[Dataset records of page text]
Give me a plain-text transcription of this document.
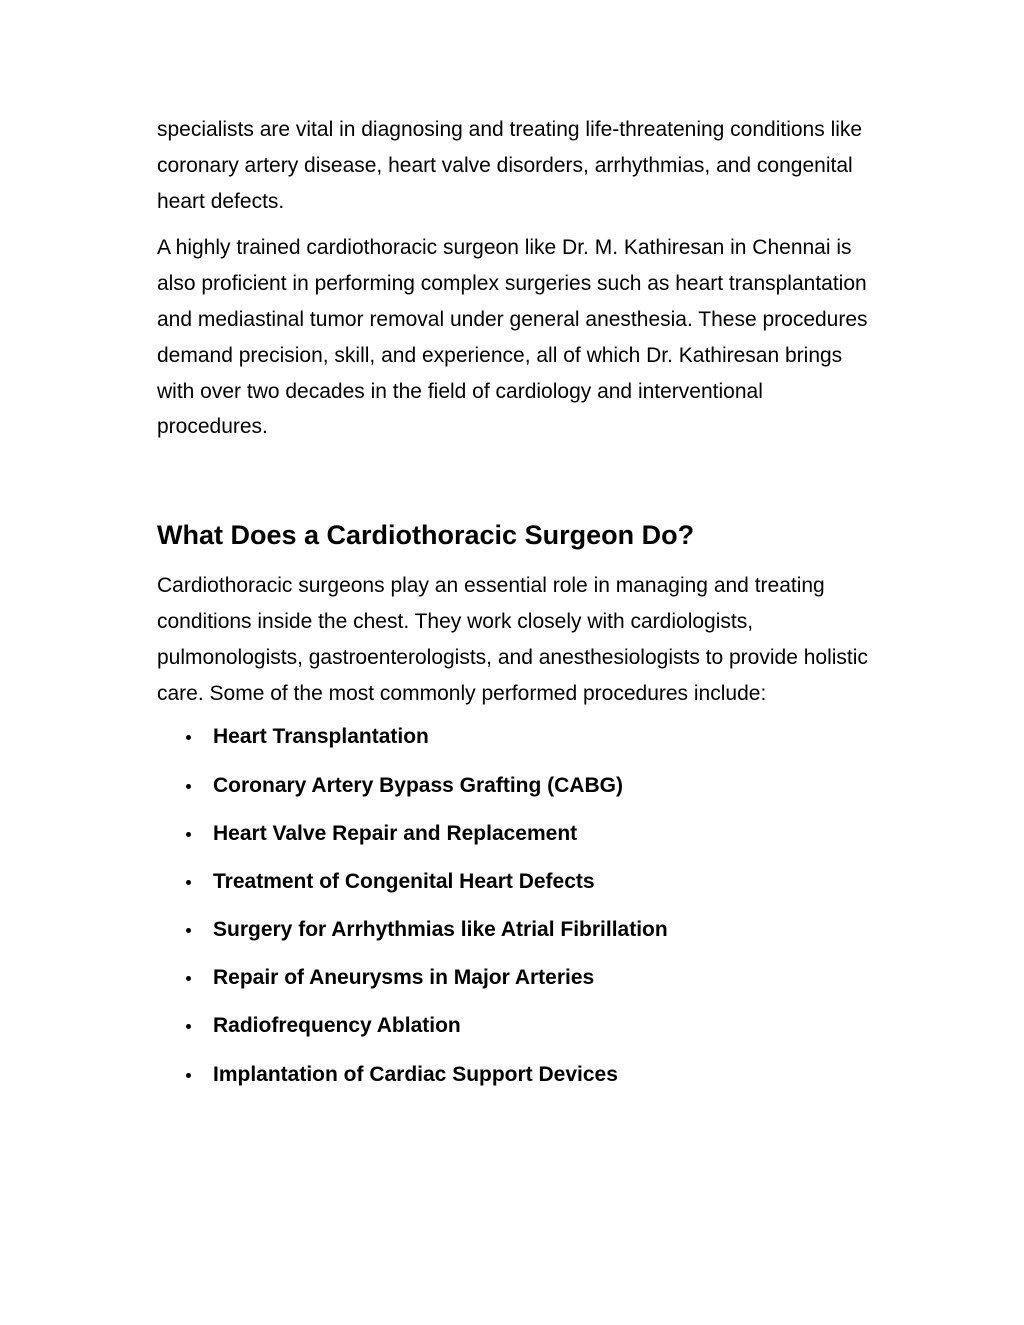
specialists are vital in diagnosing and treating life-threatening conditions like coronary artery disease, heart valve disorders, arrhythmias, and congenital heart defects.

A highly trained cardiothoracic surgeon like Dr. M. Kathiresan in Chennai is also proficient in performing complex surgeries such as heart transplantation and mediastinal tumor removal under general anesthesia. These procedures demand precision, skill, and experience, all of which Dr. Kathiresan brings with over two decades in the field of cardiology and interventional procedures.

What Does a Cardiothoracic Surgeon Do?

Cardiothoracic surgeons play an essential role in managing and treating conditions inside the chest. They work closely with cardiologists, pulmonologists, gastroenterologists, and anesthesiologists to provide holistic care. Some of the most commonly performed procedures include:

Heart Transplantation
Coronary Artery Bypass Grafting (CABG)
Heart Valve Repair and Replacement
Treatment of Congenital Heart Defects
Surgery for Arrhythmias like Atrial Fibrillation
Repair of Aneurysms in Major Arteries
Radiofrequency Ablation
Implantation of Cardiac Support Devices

Task description
The result should be a verbatim copy of the data, free of pictures.

Output for this exercise
Give me a plain-text transcription of this document.
specialists are vital in diagnosing and treating life-threatening conditions like coronary artery disease, heart valve disorders, arrhythmias, and congenital heart defects.

A highly trained cardiothoracic surgeon like Dr. M. Kathiresan in Chennai is also proficient in performing complex surgeries such as heart transplantation and mediastinal tumor removal under general anesthesia. These procedures demand precision, skill, and experience, all of which Dr. Kathiresan brings with over two decades in the field of cardiology and interventional procedures.

What Does a Cardiothoracic Surgeon Do?

Cardiothoracic surgeons play an essential role in managing and treating conditions inside the chest. They work closely with cardiologists, pulmonologists, gastroenterologists, and anesthesiologists to provide holistic care. Some of the most commonly performed procedures include:

Heart Transplantation
Coronary Artery Bypass Grafting (CABG)
Heart Valve Repair and Replacement
Treatment of Congenital Heart Defects
Surgery for Arrhythmias like Atrial Fibrillation
Repair of Aneurysms in Major Arteries
Radiofrequency Ablation
Implantation of Cardiac Support Devices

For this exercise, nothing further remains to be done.